[Dataset records]
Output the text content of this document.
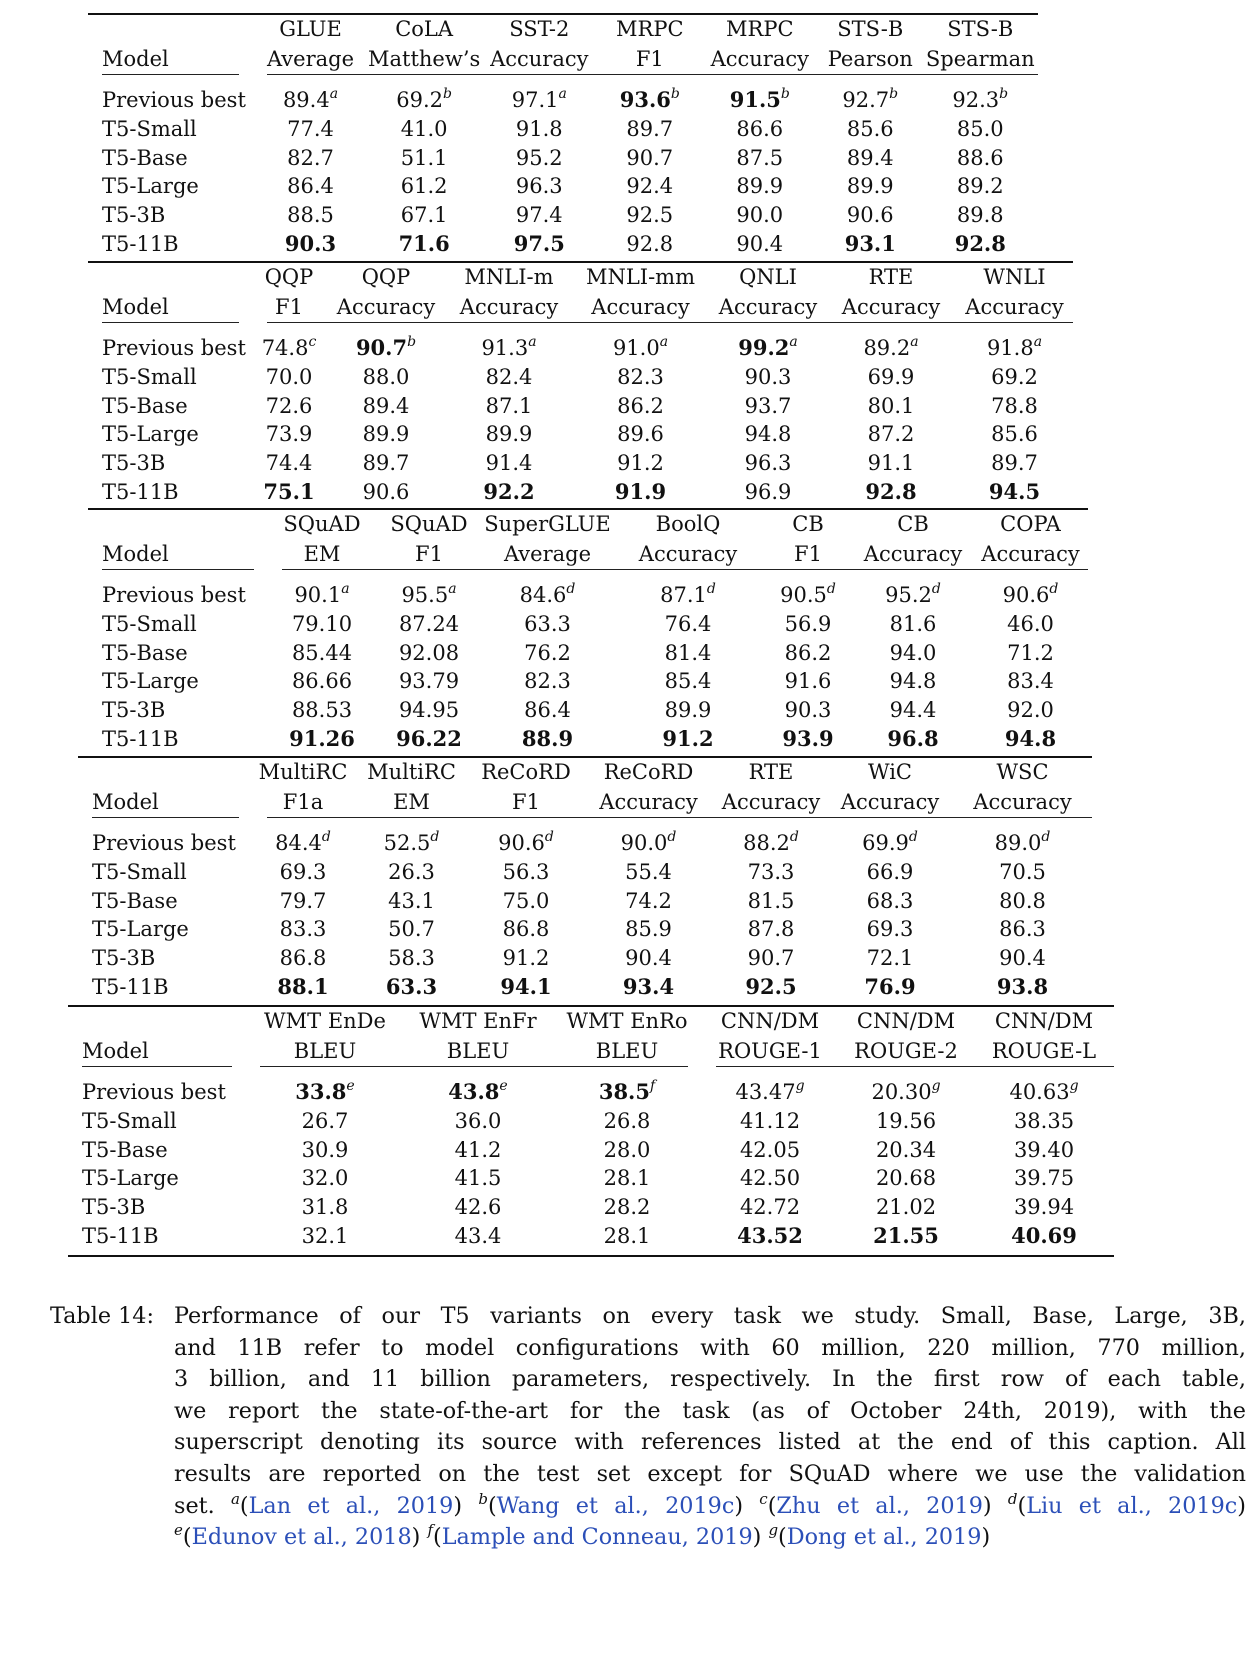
	GLUE	CoLA	SST-2	MRPC	MRPC	STS-B	STS-B
Model	Average	Matthew’s	Accuracy	F1	Accuracy	Pearson	Spearman

Previous best	89.4$^a$	69.2$^b$	97.1$^a$	93.6$^b$	91.5$^b$	92.7$^b$	92.3$^b$
T5-Small	77.4	41.0	91.8	89.7	86.6	85.6	85.0
T5-Base	82.7	51.1	95.2	90.7	87.5	89.4	88.6
T5-Large	86.4	61.2	96.3	92.4	89.9	89.9	89.2
T5-3B	88.5	67.1	97.4	92.5	90.0	90.6	89.8
T5-11B	90.3	71.6	97.5	92.8	90.4	93.1	92.8

	QQP	QQP	MNLI-m	MNLI-mm	QNLI	RTE	WNLI
Model	F1	Accuracy	Accuracy	Accuracy	Accuracy	Accuracy	Accuracy

Previous best	74.8$^c$	90.7$^b$	91.3$^a$	91.0$^a$	99.2$^a$	89.2$^a$	91.8$^a$
T5-Small	70.0	88.0	82.4	82.3	90.3	69.9	69.2
T5-Base	72.6	89.4	87.1	86.2	93.7	80.1	78.8
T5-Large	73.9	89.9	89.9	89.6	94.8	87.2	85.6
T5-3B	74.4	89.7	91.4	91.2	96.3	91.1	89.7
T5-11B	75.1	90.6	92.2	91.9	96.9	92.8	94.5

	SQuAD	SQuAD	SuperGLUE	BoolQ	CB	CB	COPA
Model	EM	F1	Average	Accuracy	F1	Accuracy	Accuracy

Previous best	90.1$^a$	95.5$^a$	84.6$^d$	87.1$^d$	90.5$^d$	95.2$^d$	90.6$^d$
T5-Small	79.10	87.24	63.3	76.4	56.9	81.6	46.0
T5-Base	85.44	92.08	76.2	81.4	86.2	94.0	71.2
T5-Large	86.66	93.79	82.3	85.4	91.6	94.8	83.4
T5-3B	88.53	94.95	86.4	89.9	90.3	94.4	92.0
T5-11B	91.26	96.22	88.9	91.2	93.9	96.8	94.8

	MultiRC	MultiRC	ReCoRD	ReCoRD	RTE	WiC	WSC
Model	F1a	EM	F1	Accuracy	Accuracy	Accuracy	Accuracy

Previous best	84.4$^d$	52.5$^d$	90.6$^d$	90.0$^d$	88.2$^d$	69.9$^d$	89.0$^d$
T5-Small	69.3	26.3	56.3	55.4	73.3	66.9	70.5
T5-Base	79.7	43.1	75.0	74.2	81.5	68.3	80.8
T5-Large	83.3	50.7	86.8	85.9	87.8	69.3	86.3
T5-3B	86.8	58.3	91.2	90.4	90.7	72.1	90.4
T5-11B	88.1	63.3	94.1	93.4	92.5	76.9	93.8

	WMT EnDe	WMT EnFr	WMT EnRo	CNN/DM	CNN/DM	CNN/DM
Model	BLEU	BLEU	BLEU	ROUGE-1	ROUGE-2	ROUGE-L

Previous best	33.8e	43.8e	38.5$^f$	43.47$^g$	20.30$^g$	40.63$^g$
T5-Small	26.7	36.0	26.8	41.12	19.56	38.35
T5-Base	30.9	41.2	28.0	42.05	20.34	39.40
T5-Large	32.0	41.5	28.1	42.50	20.68	39.75
T5-3B	31.8	42.6	28.2	42.72	21.02	39.94
T5-11B	32.1	43.4	28.1	43.52	21.55	40.69

Table 14: Performance of our T5 variants on every task we study. Small, Base, Large, 3B,
and 11B refer to model configurations with 60 million, 220 million, 770 million,
3 billion, and 11 billion parameters, respectively. In the first row of each table,
we report the state-of-the-art for the task (as of October 24th, 2019), with the
superscript denoting its source with references listed at the end of this caption. All
results are reported on the test set except for SQuAD where we use the validation
set. $^a$(Lan et al., 2019) $^b$(Wang et al., 2019c) $^c$(Zhu et al., 2019) $^d$(Liu et al., 2019c)
$^e$(Edunov et al., 2018) $^f$(Lample and Conneau, 2019) $^g$(Dong et al., 2019)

**PROBLEM REQUIREMENTS:**
Transcribe all the records above word for word, without their images.

**FULL RESPONSE:**
Output the text content of this document.
	GLUE	CoLA	SST-2	MRPC	MRPC	STS-B	STS-B
Model	Average	Matthew’s	Accuracy	F1	Accuracy	Pearson	Spearman

Previous best	89.4$^a$	69.2$^b$	97.1$^a$	93.6$^b$	91.5$^b$	92.7$^b$	92.3$^b$
T5-Small	77.4	41.0	91.8	89.7	86.6	85.6	85.0
T5-Base	82.7	51.1	95.2	90.7	87.5	89.4	88.6
T5-Large	86.4	61.2	96.3	92.4	89.9	89.9	89.2
T5-3B	88.5	67.1	97.4	92.5	90.0	90.6	89.8
T5-11B	90.3	71.6	97.5	92.8	90.4	93.1	92.8

	QQP	QQP	MNLI-m	MNLI-mm	QNLI	RTE	WNLI
Model	F1	Accuracy	Accuracy	Accuracy	Accuracy	Accuracy	Accuracy

Previous best	74.8$^c$	90.7$^b$	91.3$^a$	91.0$^a$	99.2$^a$	89.2$^a$	91.8$^a$
T5-Small	70.0	88.0	82.4	82.3	90.3	69.9	69.2
T5-Base	72.6	89.4	87.1	86.2	93.7	80.1	78.8
T5-Large	73.9	89.9	89.9	89.6	94.8	87.2	85.6
T5-3B	74.4	89.7	91.4	91.2	96.3	91.1	89.7
T5-11B	75.1	90.6	92.2	91.9	96.9	92.8	94.5

	SQuAD	SQuAD	SuperGLUE	BoolQ	CB	CB	COPA
Model	EM	F1	Average	Accuracy	F1	Accuracy	Accuracy

Previous best	90.1$^a$	95.5$^a$	84.6$^d$	87.1$^d$	90.5$^d$	95.2$^d$	90.6$^d$
T5-Small	79.10	87.24	63.3	76.4	56.9	81.6	46.0
T5-Base	85.44	92.08	76.2	81.4	86.2	94.0	71.2
T5-Large	86.66	93.79	82.3	85.4	91.6	94.8	83.4
T5-3B	88.53	94.95	86.4	89.9	90.3	94.4	92.0
T5-11B	91.26	96.22	88.9	91.2	93.9	96.8	94.8

	MultiRC	MultiRC	ReCoRD	ReCoRD	RTE	WiC	WSC
Model	F1a	EM	F1	Accuracy	Accuracy	Accuracy	Accuracy

Previous best	84.4$^d$	52.5$^d$	90.6$^d$	90.0$^d$	88.2$^d$	69.9$^d$	89.0$^d$
T5-Small	69.3	26.3	56.3	55.4	73.3	66.9	70.5
T5-Base	79.7	43.1	75.0	74.2	81.5	68.3	80.8
T5-Large	83.3	50.7	86.8	85.9	87.8	69.3	86.3
T5-3B	86.8	58.3	91.2	90.4	90.7	72.1	90.4
T5-11B	88.1	63.3	94.1	93.4	92.5	76.9	93.8

	WMT EnDe	WMT EnFr	WMT EnRo	CNN/DM	CNN/DM	CNN/DM
Model	BLEU	BLEU	BLEU	ROUGE-1	ROUGE-2	ROUGE-L

Previous best	33.8e	43.8e	38.5$^f$	43.47$^g$	20.30$^g$	40.63$^g$
T5-Small	26.7	36.0	26.8	41.12	19.56	38.35
T5-Base	30.9	41.2	28.0	42.05	20.34	39.40
T5-Large	32.0	41.5	28.1	42.50	20.68	39.75
T5-3B	31.8	42.6	28.2	42.72	21.02	39.94
T5-11B	32.1	43.4	28.1	43.52	21.55	40.69

Table 14: Performance of our T5 variants on every task we study. Small, Base, Large, 3B,
and 11B refer to model configurations with 60 million, 220 million, 770 million,
3 billion, and 11 billion parameters, respectively. In the first row of each table,
we report the state-of-the-art for the task (as of October 24th, 2019), with the
superscript denoting its source with references listed at the end of this caption. All
results are reported on the test set except for SQuAD where we use the validation
set. $^a$(Lan et al., 2019) $^b$(Wang et al., 2019c) $^c$(Zhu et al., 2019) $^d$(Liu et al., 2019c)
$^e$(Edunov et al., 2018) $^f$(Lample and Conneau, 2019) $^g$(Dong et al., 2019)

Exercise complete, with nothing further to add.